* [Work task]: Please print the full listing exactly.

* [Given entries]:
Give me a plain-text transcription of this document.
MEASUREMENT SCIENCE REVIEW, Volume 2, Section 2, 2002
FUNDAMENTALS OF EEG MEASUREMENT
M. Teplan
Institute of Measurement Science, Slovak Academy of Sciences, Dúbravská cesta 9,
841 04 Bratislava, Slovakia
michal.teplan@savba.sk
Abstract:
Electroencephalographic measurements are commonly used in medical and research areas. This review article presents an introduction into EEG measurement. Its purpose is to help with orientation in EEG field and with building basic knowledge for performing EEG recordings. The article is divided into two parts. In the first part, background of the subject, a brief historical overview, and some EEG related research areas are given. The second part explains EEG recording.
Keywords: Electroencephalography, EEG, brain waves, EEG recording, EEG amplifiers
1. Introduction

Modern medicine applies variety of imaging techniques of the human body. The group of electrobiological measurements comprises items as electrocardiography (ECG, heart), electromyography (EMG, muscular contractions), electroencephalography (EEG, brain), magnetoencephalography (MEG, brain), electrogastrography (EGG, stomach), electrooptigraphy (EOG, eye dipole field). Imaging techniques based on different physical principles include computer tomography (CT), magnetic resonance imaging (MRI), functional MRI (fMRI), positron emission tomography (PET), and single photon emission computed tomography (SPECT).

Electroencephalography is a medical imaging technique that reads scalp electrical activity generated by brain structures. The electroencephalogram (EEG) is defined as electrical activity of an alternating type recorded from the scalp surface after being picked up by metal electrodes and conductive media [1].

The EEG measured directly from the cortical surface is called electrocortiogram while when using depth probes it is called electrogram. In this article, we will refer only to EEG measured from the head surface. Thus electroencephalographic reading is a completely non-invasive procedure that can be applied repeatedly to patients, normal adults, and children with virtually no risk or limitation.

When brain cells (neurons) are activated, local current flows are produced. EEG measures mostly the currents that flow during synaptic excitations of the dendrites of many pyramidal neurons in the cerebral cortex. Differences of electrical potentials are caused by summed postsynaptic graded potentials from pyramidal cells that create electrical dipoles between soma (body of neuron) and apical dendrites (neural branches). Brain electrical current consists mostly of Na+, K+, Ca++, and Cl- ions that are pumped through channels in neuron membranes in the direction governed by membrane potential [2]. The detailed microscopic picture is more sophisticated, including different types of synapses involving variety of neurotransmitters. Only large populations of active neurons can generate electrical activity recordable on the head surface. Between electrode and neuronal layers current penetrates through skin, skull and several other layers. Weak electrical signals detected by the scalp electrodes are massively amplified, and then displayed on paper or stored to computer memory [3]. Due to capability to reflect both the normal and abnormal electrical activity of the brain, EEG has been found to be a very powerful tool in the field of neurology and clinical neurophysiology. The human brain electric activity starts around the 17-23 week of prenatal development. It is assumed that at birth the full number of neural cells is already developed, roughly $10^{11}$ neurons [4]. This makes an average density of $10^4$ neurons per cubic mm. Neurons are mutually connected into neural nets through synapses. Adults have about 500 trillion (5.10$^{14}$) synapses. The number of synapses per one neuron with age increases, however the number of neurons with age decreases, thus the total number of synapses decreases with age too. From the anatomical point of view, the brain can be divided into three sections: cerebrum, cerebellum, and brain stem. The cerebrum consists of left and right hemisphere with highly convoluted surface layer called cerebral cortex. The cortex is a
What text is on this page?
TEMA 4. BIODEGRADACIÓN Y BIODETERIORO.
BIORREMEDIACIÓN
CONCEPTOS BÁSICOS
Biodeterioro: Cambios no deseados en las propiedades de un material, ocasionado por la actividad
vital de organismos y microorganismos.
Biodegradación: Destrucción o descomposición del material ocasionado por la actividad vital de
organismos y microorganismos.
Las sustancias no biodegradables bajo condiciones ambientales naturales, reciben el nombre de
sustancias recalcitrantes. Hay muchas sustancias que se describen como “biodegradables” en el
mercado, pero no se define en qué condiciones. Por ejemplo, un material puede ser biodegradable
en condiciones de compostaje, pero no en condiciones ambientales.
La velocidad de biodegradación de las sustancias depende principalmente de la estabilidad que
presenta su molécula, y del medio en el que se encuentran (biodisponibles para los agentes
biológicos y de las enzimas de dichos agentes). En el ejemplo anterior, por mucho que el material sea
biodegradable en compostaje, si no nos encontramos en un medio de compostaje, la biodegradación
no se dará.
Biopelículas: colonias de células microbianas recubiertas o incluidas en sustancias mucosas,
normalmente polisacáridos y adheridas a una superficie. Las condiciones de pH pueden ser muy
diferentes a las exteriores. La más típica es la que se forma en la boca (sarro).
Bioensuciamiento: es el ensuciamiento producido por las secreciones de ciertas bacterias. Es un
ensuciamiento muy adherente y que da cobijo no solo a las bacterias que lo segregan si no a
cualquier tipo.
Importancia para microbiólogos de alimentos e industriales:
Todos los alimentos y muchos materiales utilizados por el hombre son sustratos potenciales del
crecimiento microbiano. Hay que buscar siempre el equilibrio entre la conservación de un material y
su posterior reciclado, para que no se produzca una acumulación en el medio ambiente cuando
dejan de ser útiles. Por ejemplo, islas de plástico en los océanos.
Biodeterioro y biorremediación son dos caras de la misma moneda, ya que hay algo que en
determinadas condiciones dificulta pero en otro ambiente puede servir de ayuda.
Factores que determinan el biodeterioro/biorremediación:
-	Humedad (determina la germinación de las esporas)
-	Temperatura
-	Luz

* [Written answer]:
Give me a plain-text transcription of this document.
MEASUREMENT SCIENCE REVIEW, Volume 2, Section 2, 2002
FUNDAMENTALS OF EEG MEASUREMENT
M. Teplan
Institute of Measurement Science, Slovak Academy of Sciences, Dúbravská cesta 9,
841 04 Bratislava, Slovakia
michal.teplan@savba.sk
Abstract:
Electroencephalographic measurements are commonly used in medical and research areas. This review article presents an introduction into EEG measurement. Its purpose is to help with orientation in EEG field and with building basic knowledge for performing EEG recordings. The article is divided into two parts. In the first part, background of the subject, a brief historical overview, and some EEG related research areas are given. The second part explains EEG recording.
Keywords: Electroencephalography, EEG, brain waves, EEG recording, EEG amplifiers
1. Introduction

Modern medicine applies variety of imaging techniques of the human body. The group of electrobiological measurements comprises items as electrocardiography (ECG, heart), electromyography (EMG, muscular contractions), electroencephalography (EEG, brain), magnetoencephalography (MEG, brain), electrogastrography (EGG, stomach), electrooptigraphy (EOG, eye dipole field). Imaging techniques based on different physical principles include computer tomography (CT), magnetic resonance imaging (MRI), functional MRI (fMRI), positron emission tomography (PET), and single photon emission computed tomography (SPECT).

Electroencephalography is a medical imaging technique that reads scalp electrical activity generated by brain structures. The electroencephalogram (EEG) is defined as electrical activity of an alternating type recorded from the scalp surface after being picked up by metal electrodes and conductive media [1].

The EEG measured directly from the cortical surface is called electrocortiogram while when using depth probes it is called electrogram. In this article, we will refer only to EEG measured from the head surface. Thus electroencephalographic reading is a completely non-invasive procedure that can be applied repeatedly to patients, normal adults, and children with virtually no risk or limitation.

When brain cells (neurons) are activated, local current flows are produced. EEG measures mostly the currents that flow during synaptic excitations of the dendrites of many pyramidal neurons in the cerebral cortex. Differences of electrical potentials are caused by summed postsynaptic graded potentials from pyramidal cells that create electrical dipoles between soma (body of neuron) and apical dendrites (neural branches). Brain electrical current consists mostly of Na+, K+, Ca++, and Cl- ions that are pumped through channels in neuron membranes in the direction governed by membrane potential [2]. The detailed microscopic picture is more sophisticated, including different types of synapses involving variety of neurotransmitters. Only large populations of active neurons can generate electrical activity recordable on the head surface. Between electrode and neuronal layers current penetrates through skin, skull and several other layers. Weak electrical signals detected by the scalp electrodes are massively amplified, and then displayed on paper or stored to computer memory [3]. Due to capability to reflect both the normal and abnormal electrical activity of the brain, EEG has been found to be a very powerful tool in the field of neurology and clinical neurophysiology. The human brain electric activity starts around the 17-23 week of prenatal development. It is assumed that at birth the full number of neural cells is already developed, roughly $10^{11}$ neurons [4]. This makes an average density of $10^4$ neurons per cubic mm. Neurons are mutually connected into neural nets through synapses. Adults have about 500 trillion (5.10$^{14}$) synapses. The number of synapses per one neuron with age increases, however the number of neurons with age decreases, thus the total number of synapses decreases with age too. From the anatomical point of view, the brain can be divided into three sections: cerebrum, cerebellum, and brain stem. The cerebrum consists of left and right hemisphere with highly convoluted surface layer called cerebral cortex. The cortex is a
What text is on this page?
TEMA 4. BIODEGRADACIÓN Y BIODETERIORO.
BIORREMEDIACIÓN
CONCEPTOS BÁSICOS
Biodeterioro: Cambios no deseados en las propiedades de un material, ocasionado por la actividad
vital de organismos y microorganismos.
Biodegradación: Destrucción o descomposición del material ocasionado por la actividad vital de
organismos y microorganismos.
Las sustancias no biodegradables bajo condiciones ambientales naturales, reciben el nombre de
sustancias recalcitrantes. Hay muchas sustancias que se describen como “biodegradables” en el
mercado, pero no se define en qué condiciones. Por ejemplo, un material puede ser biodegradable
en condiciones de compostaje, pero no en condiciones ambientales.
La velocidad de biodegradación de las sustancias depende principalmente de la estabilidad que
presenta su molécula, y del medio en el que se encuentran (biodisponibles para los agentes
biológicos y de las enzimas de dichos agentes). En el ejemplo anterior, por mucho que el material sea
biodegradable en compostaje, si no nos encontramos en un medio de compostaje, la biodegradación
no se dará.
Biopelículas: colonias de células microbianas recubiertas o incluidas en sustancias mucosas,
normalmente polisacáridos y adheridas a una superficie. Las condiciones de pH pueden ser muy
diferentes a las exteriores. La más típica es la que se forma en la boca (sarro).
Bioensuciamiento: es el ensuciamiento producido por las secreciones de ciertas bacterias. Es un
ensuciamiento muy adherente y que da cobijo no solo a las bacterias que lo segregan si no a
cualquier tipo.
Importancia para microbiólogos de alimentos e industriales:
Todos los alimentos y muchos materiales utilizados por el hombre son sustratos potenciales del
crecimiento microbiano. Hay que buscar siempre el equilibrio entre la conservación de un material y
su posterior reciclado, para que no se produzca una acumulación en el medio ambiente cuando
dejan de ser útiles. Por ejemplo, islas de plástico en los océanos.
Biodeterioro y biorremediación son dos caras de la misma moneda, ya que hay algo que en
determinadas condiciones dificulta pero en otro ambiente puede servir de ayuda.
Factores que determinan el biodeterioro/biorremediación:
-	Humedad (determina la germinación de las esporas)
-	Temperatura
-	Luz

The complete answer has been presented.